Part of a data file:
_ _ _ _ _ _ _

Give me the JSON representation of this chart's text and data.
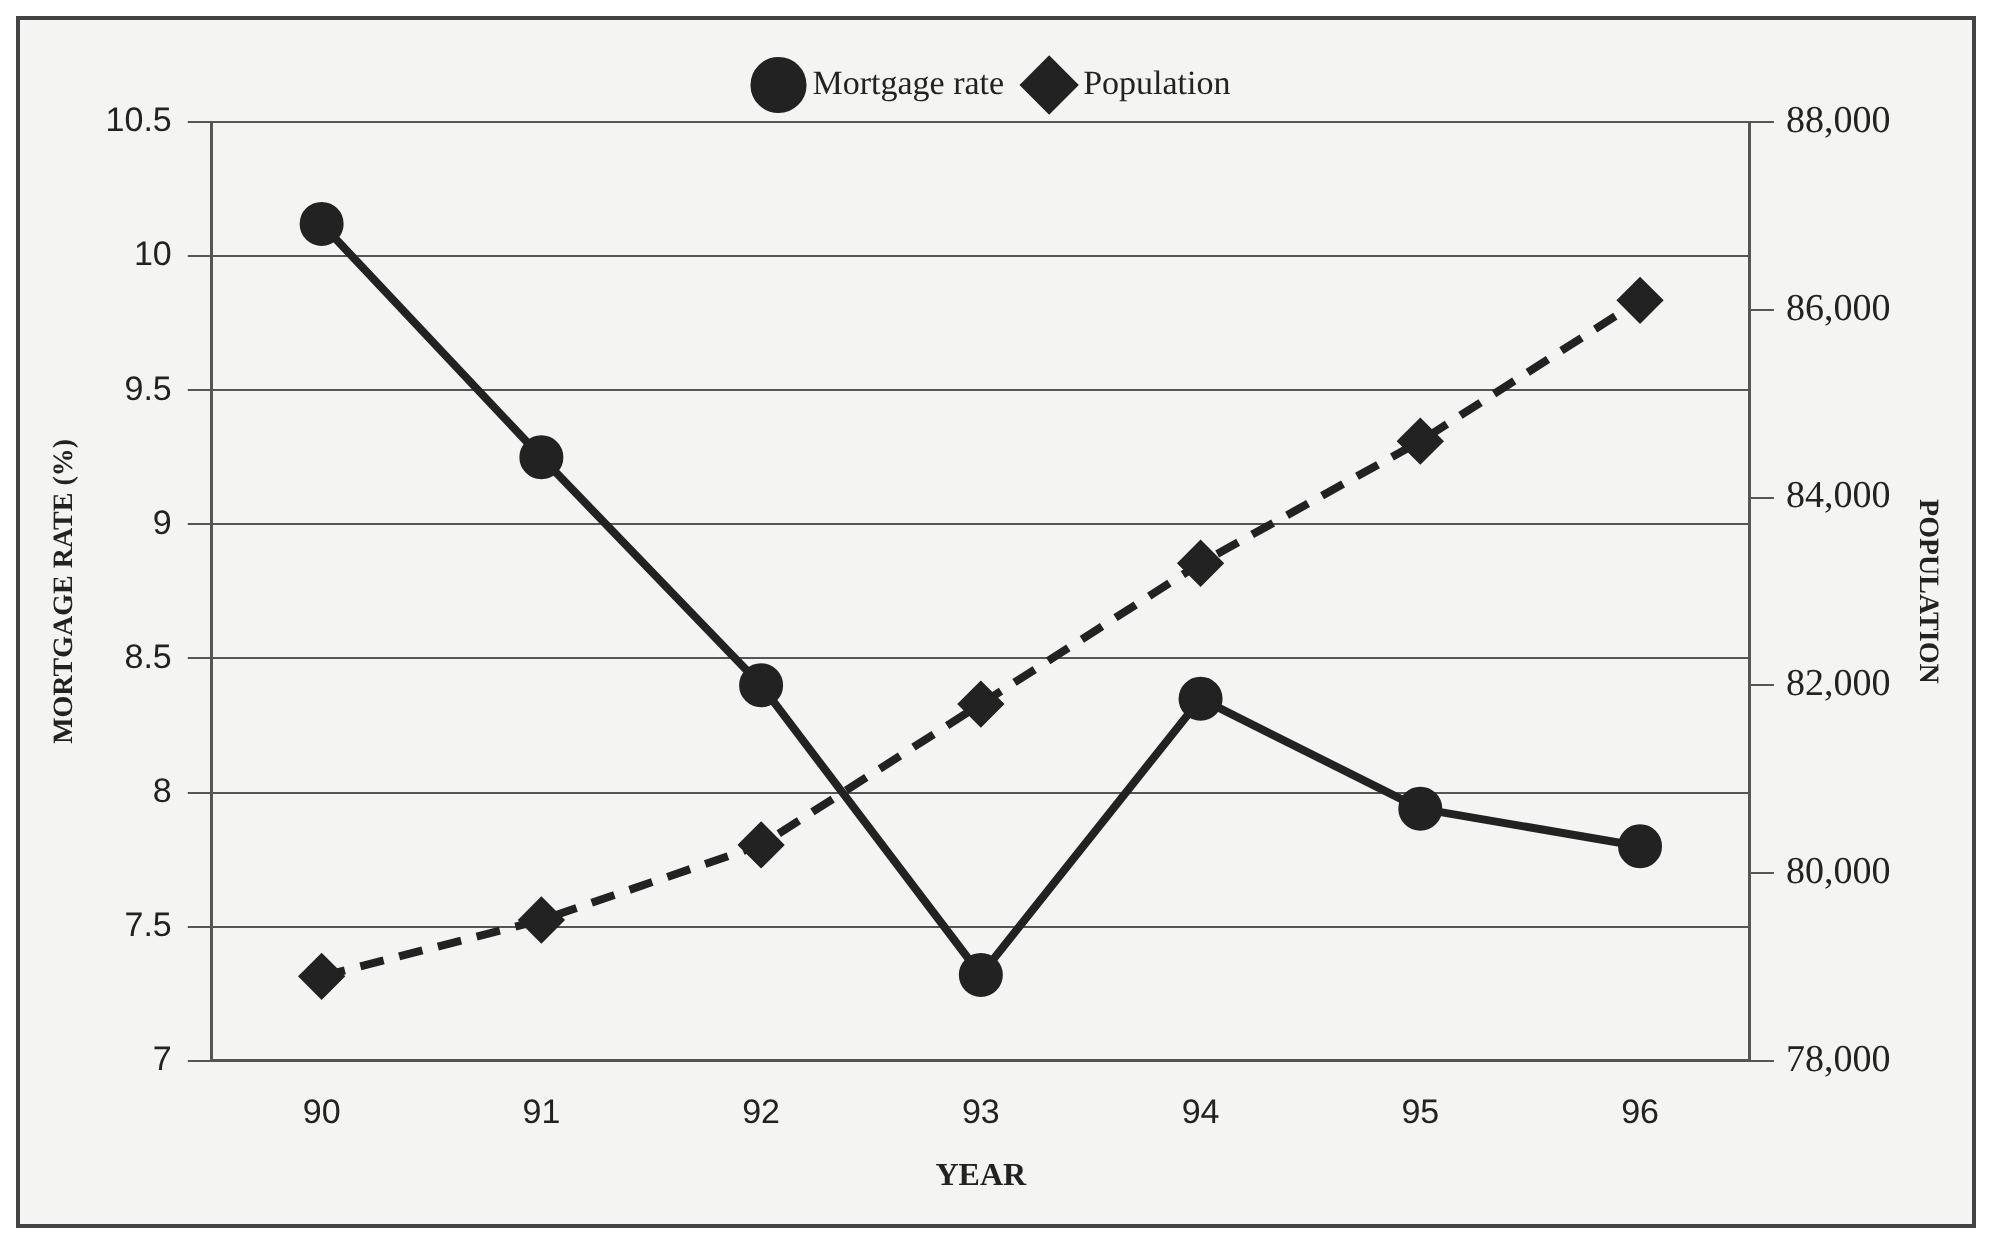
{
  "chart_data": {
    "type": "line",
    "categories": [
      "90",
      "91",
      "92",
      "93",
      "94",
      "95",
      "96"
    ],
    "xlabel": "YEAR",
    "ylabel": "MORTGAGE RATE (%)",
    "y2label": "POPULATION",
    "series": [
      {
        "name": "Mortgage rate",
        "color": "#222222",
        "values": [
          10.12,
          9.25,
          8.4,
          7.32,
          8.35,
          7.94,
          7.8
        ],
        "marker": "circle",
        "line_style": "solid"
      },
      {
        "name": "Population",
        "color": "#222222",
        "values": [
          78900,
          79500,
          80300,
          81800,
          83300,
          84600,
          86100
        ],
        "axis": "y2",
        "marker": "diamond",
        "line_style": "dashed"
      }
    ],
    "ylim": [
      7,
      10.5
    ],
    "yticks": [
      7,
      7.5,
      8,
      8.5,
      9,
      9.5,
      10,
      10.5
    ],
    "y2lim": [
      78000,
      88000
    ],
    "y2ticks": [
      {
        "value": 78000,
        "label": "78,000"
      },
      {
        "value": 80000,
        "label": "80,000"
      },
      {
        "value": 82000,
        "label": "82,000"
      },
      {
        "value": 84000,
        "label": "84,000"
      },
      {
        "value": 86000,
        "label": "86,000"
      },
      {
        "value": 88000,
        "label": "88,000"
      }
    ],
    "grid": "y",
    "legend": "top"
  }
}
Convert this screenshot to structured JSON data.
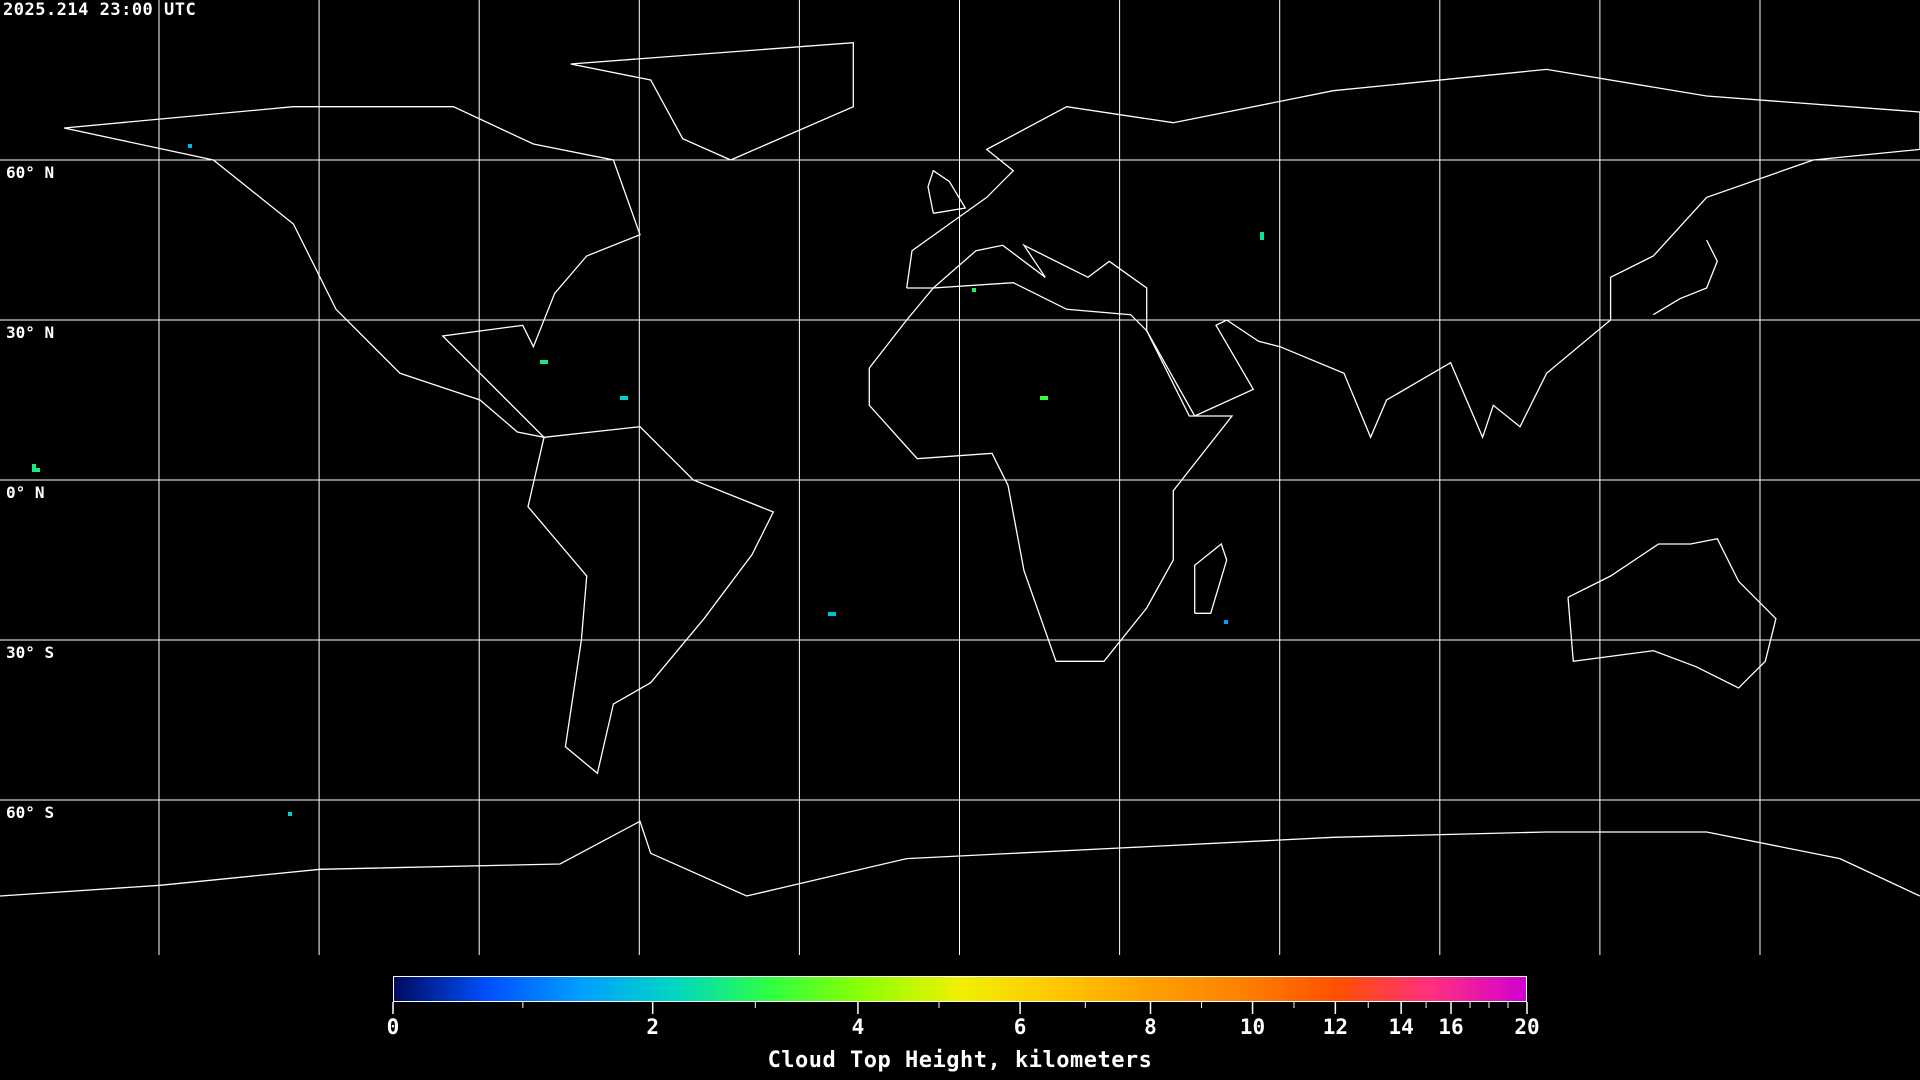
{
  "timestamp": "2025.214 23:00 UTC",
  "latitude_labels": [
    "60° N",
    "30° N",
    "0° N",
    "30° S",
    "60° S"
  ],
  "colorbar": {
    "title": "Cloud Top Height, kilometers",
    "tick_labels": [
      "0",
      "2",
      "4",
      "6",
      "8",
      "10",
      "12",
      "14",
      "16",
      "20"
    ],
    "major_ticks_km": [
      0,
      2,
      4,
      6,
      8,
      10,
      12,
      14,
      16,
      20
    ],
    "minor_ticks_km": [
      1,
      3,
      5,
      7,
      9,
      11,
      13,
      15,
      17,
      18,
      19
    ],
    "colormap": [
      "#000a60",
      "#0050ff",
      "#00a0ff",
      "#00d8c0",
      "#30ff40",
      "#90ff00",
      "#f0f000",
      "#ffc800",
      "#ffa000",
      "#ff8000",
      "#ff5000",
      "#ff3080",
      "#d000d0"
    ],
    "range_km": [
      0,
      20
    ]
  },
  "map": {
    "projection": "equirectangular",
    "gridline_spacing_deg": 30,
    "no_data_color": "#000000",
    "coastline_color": "#ffffff",
    "grid_color": "#ffffff"
  }
}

_ _ _ _ _ _ _

TASK TO CARRY OUT: Using the data above, copy each line that contains "JSON".

COMPLETE OUTPUT:
Give me the JSON representation of this chart's text and data.
Convert this screenshot to structured JSON data.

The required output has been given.